### What to produce:
Filter these entries so that only lines with the word "JSON" remain.
---
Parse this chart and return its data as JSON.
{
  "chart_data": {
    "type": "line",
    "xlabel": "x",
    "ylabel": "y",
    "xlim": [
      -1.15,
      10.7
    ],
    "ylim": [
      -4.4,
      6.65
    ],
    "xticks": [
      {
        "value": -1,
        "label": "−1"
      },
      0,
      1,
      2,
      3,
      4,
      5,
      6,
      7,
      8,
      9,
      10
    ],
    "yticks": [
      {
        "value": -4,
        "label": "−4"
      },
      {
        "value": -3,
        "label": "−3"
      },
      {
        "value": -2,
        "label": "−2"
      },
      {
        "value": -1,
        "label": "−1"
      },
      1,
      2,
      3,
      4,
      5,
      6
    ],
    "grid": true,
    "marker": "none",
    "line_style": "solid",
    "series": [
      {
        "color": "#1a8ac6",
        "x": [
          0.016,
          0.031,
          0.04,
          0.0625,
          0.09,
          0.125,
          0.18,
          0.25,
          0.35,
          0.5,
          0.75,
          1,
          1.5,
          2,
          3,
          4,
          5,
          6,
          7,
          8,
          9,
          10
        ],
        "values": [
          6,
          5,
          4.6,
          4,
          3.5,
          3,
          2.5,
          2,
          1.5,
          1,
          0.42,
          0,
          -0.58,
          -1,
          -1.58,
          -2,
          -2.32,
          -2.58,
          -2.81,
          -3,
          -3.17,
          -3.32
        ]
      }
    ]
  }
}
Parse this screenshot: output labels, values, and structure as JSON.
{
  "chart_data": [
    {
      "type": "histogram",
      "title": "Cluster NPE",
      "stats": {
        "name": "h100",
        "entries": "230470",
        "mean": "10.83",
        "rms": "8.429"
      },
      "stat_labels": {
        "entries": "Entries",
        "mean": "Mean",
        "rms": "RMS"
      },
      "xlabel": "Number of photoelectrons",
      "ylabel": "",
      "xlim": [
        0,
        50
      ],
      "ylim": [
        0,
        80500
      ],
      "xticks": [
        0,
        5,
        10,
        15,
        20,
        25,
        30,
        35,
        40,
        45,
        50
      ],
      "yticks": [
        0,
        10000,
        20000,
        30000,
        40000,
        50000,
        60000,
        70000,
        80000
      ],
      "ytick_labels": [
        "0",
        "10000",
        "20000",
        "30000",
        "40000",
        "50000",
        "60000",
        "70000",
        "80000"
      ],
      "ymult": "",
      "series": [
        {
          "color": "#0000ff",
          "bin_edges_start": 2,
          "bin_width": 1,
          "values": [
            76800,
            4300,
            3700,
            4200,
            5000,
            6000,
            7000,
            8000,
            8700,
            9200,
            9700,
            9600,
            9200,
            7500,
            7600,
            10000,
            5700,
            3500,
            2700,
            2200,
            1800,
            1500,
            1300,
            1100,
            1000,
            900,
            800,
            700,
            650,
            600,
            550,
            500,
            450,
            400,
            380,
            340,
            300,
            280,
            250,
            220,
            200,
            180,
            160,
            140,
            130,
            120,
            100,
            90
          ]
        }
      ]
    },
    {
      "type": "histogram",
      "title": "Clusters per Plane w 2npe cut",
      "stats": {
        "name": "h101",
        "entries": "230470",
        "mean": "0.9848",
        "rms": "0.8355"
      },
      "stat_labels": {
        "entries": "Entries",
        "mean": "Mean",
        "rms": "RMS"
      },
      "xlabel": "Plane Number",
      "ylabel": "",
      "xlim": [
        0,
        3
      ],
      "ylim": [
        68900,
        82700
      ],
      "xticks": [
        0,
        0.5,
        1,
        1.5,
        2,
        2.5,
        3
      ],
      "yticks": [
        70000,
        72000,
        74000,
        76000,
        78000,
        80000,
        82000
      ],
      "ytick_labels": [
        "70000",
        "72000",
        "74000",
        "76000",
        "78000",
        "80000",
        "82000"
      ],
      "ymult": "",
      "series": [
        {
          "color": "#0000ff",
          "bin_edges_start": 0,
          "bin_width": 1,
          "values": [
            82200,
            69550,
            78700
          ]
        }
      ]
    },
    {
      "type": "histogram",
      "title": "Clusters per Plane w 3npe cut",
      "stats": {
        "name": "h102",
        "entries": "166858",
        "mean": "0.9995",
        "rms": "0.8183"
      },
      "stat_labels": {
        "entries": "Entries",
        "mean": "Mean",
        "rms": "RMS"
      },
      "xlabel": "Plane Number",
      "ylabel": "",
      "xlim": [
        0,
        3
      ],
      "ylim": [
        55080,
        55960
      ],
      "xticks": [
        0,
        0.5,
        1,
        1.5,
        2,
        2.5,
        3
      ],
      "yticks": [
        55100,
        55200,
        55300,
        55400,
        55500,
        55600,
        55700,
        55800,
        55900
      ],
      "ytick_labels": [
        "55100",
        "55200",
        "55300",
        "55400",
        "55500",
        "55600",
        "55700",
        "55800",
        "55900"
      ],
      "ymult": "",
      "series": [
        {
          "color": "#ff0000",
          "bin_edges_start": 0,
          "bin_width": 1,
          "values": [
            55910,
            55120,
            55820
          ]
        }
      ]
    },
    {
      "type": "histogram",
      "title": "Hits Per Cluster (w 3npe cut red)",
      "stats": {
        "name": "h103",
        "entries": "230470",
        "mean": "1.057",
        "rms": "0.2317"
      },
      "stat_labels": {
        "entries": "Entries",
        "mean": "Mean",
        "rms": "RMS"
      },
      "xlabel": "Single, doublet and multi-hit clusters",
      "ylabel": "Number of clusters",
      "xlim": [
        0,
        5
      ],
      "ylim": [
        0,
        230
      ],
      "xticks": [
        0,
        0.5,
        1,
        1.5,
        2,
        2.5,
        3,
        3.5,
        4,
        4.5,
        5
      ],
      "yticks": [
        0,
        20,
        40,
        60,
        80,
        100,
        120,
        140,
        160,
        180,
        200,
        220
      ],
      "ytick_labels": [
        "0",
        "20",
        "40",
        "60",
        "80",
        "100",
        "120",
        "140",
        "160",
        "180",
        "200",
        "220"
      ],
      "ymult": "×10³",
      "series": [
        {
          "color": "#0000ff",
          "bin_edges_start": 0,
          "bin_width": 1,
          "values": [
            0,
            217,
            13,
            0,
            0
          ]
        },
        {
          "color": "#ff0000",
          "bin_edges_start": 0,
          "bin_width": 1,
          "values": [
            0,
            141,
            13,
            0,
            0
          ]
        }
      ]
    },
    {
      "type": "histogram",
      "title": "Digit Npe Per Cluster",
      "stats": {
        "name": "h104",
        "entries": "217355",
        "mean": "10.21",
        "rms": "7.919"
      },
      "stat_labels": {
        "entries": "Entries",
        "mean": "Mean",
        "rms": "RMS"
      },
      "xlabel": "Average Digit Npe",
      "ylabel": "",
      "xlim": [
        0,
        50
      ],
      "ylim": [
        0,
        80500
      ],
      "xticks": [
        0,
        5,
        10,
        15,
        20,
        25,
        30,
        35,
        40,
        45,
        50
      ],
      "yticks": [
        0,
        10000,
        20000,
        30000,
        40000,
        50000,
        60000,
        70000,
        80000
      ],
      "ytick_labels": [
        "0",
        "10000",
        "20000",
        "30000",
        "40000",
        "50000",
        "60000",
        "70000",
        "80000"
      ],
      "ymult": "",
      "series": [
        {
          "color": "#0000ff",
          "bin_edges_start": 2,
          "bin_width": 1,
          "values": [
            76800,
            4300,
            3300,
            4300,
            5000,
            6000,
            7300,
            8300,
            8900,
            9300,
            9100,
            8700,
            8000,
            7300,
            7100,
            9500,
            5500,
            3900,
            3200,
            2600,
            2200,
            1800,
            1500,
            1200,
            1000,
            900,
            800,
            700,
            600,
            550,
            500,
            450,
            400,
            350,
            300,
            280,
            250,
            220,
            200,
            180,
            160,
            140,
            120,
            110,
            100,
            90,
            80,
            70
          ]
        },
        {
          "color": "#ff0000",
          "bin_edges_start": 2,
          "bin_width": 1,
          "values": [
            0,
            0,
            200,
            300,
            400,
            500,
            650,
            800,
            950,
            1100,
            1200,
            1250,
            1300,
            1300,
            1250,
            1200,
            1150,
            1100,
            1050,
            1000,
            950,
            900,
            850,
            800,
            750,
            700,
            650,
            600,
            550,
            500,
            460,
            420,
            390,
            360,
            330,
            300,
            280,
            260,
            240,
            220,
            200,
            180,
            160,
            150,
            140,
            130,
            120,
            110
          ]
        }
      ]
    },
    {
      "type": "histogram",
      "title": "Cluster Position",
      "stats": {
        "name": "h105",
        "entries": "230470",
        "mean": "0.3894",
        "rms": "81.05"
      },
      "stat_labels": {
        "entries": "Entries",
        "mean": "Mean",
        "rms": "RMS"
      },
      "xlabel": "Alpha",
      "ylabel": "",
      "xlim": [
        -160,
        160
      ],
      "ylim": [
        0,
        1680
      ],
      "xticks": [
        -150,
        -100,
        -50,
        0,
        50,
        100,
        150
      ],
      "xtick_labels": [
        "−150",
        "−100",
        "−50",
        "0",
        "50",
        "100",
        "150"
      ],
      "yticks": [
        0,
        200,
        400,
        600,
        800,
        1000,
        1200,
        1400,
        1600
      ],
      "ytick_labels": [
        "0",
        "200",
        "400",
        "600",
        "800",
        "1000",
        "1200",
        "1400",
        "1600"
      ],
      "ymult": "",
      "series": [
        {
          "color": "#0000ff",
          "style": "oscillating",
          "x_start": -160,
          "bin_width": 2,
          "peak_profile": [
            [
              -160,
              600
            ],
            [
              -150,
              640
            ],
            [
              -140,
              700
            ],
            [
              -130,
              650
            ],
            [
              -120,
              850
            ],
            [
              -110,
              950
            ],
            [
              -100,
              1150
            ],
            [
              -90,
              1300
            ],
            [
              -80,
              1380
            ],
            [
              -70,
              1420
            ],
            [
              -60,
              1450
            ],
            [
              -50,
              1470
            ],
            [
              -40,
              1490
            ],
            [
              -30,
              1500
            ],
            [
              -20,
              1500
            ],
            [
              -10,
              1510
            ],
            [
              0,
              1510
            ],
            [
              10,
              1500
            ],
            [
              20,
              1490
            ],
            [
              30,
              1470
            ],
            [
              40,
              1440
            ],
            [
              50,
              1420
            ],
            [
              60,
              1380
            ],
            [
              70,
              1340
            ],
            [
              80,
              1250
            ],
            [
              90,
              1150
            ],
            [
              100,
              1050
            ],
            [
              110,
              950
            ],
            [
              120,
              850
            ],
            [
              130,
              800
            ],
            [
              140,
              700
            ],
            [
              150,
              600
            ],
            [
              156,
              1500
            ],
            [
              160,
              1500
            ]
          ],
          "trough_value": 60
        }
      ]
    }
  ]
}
---
### Result:
Parse this chart and return its data as JSON.
Parse this screenshot: output labels, values, and structure as JSON.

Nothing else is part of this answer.